◆ Exercise ◆
Output each entry verbatim and exclude every picture from it.

>> START

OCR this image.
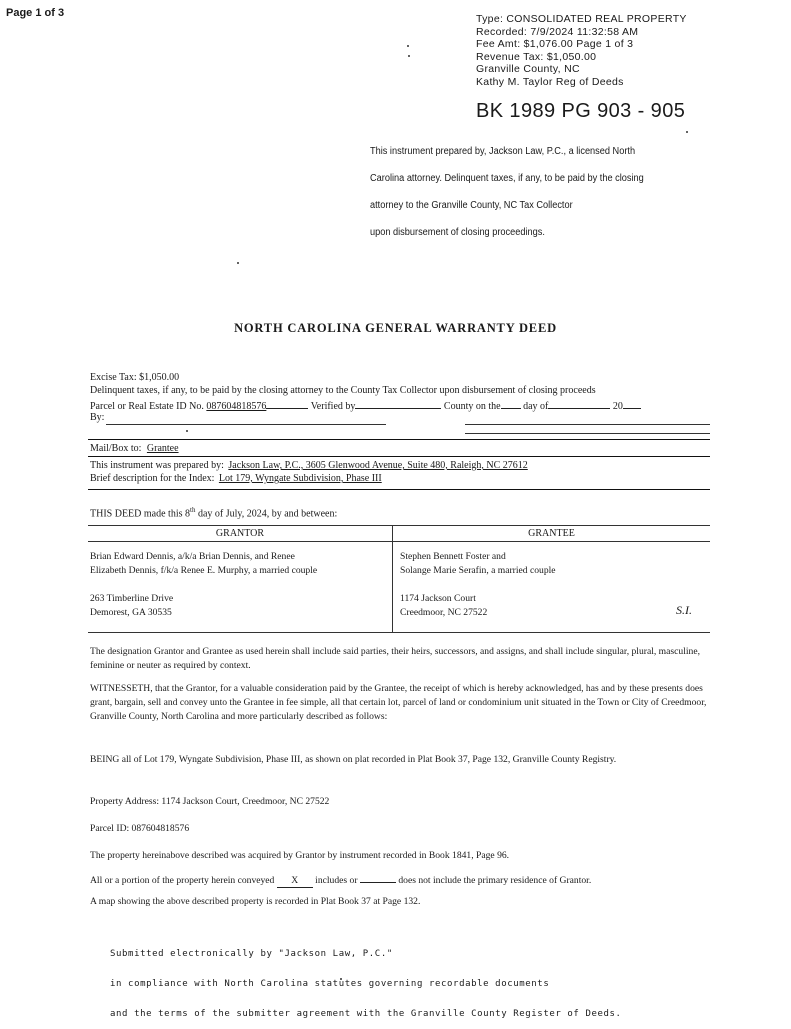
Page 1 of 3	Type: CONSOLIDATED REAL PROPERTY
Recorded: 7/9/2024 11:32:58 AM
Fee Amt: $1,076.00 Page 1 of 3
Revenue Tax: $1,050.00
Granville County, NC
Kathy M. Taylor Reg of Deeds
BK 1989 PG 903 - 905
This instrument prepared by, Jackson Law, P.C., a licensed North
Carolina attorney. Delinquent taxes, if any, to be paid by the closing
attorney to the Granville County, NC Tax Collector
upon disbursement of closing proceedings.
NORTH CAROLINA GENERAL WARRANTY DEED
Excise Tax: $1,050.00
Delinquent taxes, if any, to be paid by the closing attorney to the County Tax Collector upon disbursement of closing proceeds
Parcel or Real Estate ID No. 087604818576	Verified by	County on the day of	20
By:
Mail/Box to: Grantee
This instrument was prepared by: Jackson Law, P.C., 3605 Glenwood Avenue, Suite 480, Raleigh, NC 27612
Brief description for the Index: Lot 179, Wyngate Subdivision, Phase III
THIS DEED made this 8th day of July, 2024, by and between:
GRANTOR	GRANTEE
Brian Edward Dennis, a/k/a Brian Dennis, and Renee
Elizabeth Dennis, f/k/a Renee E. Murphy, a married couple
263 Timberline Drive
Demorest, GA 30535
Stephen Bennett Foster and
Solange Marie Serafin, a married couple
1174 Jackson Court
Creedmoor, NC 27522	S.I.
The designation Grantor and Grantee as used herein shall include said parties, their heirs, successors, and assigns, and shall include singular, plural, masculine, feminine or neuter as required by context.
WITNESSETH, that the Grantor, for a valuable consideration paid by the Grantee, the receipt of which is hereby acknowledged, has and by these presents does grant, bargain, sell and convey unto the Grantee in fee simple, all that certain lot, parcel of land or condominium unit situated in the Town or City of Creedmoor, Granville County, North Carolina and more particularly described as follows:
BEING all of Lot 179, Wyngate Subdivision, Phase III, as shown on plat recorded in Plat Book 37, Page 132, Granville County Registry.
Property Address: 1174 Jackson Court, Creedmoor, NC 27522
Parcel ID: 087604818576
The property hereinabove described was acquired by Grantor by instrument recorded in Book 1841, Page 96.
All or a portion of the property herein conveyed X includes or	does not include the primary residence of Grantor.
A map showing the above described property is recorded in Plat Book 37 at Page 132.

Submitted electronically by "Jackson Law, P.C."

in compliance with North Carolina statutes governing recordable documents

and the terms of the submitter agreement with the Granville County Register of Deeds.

>> END

◆ Final answer ◆
OCR this image.
Page 1 of 3	Type: CONSOLIDATED REAL PROPERTY
Recorded: 7/9/2024 11:32:58 AM
Fee Amt: $1,076.00 Page 1 of 3
Revenue Tax: $1,050.00
Granville County, NC
Kathy M. Taylor Reg of Deeds
BK 1989 PG 903 - 905
This instrument prepared by, Jackson Law, P.C., a licensed North
Carolina attorney. Delinquent taxes, if any, to be paid by the closing
attorney to the Granville County, NC Tax Collector
upon disbursement of closing proceedings.
NORTH CAROLINA GENERAL WARRANTY DEED
Excise Tax: $1,050.00
Delinquent taxes, if any, to be paid by the closing attorney to the County Tax Collector upon disbursement of closing proceeds
Parcel or Real Estate ID No. 087604818576	Verified by	County on the day of	20
By:
Mail/Box to: Grantee
This instrument was prepared by: Jackson Law, P.C., 3605 Glenwood Avenue, Suite 480, Raleigh, NC 27612
Brief description for the Index: Lot 179, Wyngate Subdivision, Phase III
THIS DEED made this 8th day of July, 2024, by and between:
GRANTOR	GRANTEE
Brian Edward Dennis, a/k/a Brian Dennis, and Renee
Elizabeth Dennis, f/k/a Renee E. Murphy, a married couple
263 Timberline Drive
Demorest, GA 30535
Stephen Bennett Foster and
Solange Marie Serafin, a married couple
1174 Jackson Court
Creedmoor, NC 27522	S.I.
The designation Grantor and Grantee as used herein shall include said parties, their heirs, successors, and assigns, and shall include singular, plural, masculine, feminine or neuter as required by context.
WITNESSETH, that the Grantor, for a valuable consideration paid by the Grantee, the receipt of which is hereby acknowledged, has and by these presents does grant, bargain, sell and convey unto the Grantee in fee simple, all that certain lot, parcel of land or condominium unit situated in the Town or City of Creedmoor, Granville County, North Carolina and more particularly described as follows:
BEING all of Lot 179, Wyngate Subdivision, Phase III, as shown on plat recorded in Plat Book 37, Page 132, Granville County Registry.
Property Address: 1174 Jackson Court, Creedmoor, NC 27522
Parcel ID: 087604818576
The property hereinabove described was acquired by Grantor by instrument recorded in Book 1841, Page 96.
All or a portion of the property herein conveyed X includes or	does not include the primary residence of Grantor.
A map showing the above described property is recorded in Plat Book 37 at Page 132.

Submitted electronically by "Jackson Law, P.C."

in compliance with North Carolina statutes governing recordable documents

and the terms of the submitter agreement with the Granville County Register of Deeds.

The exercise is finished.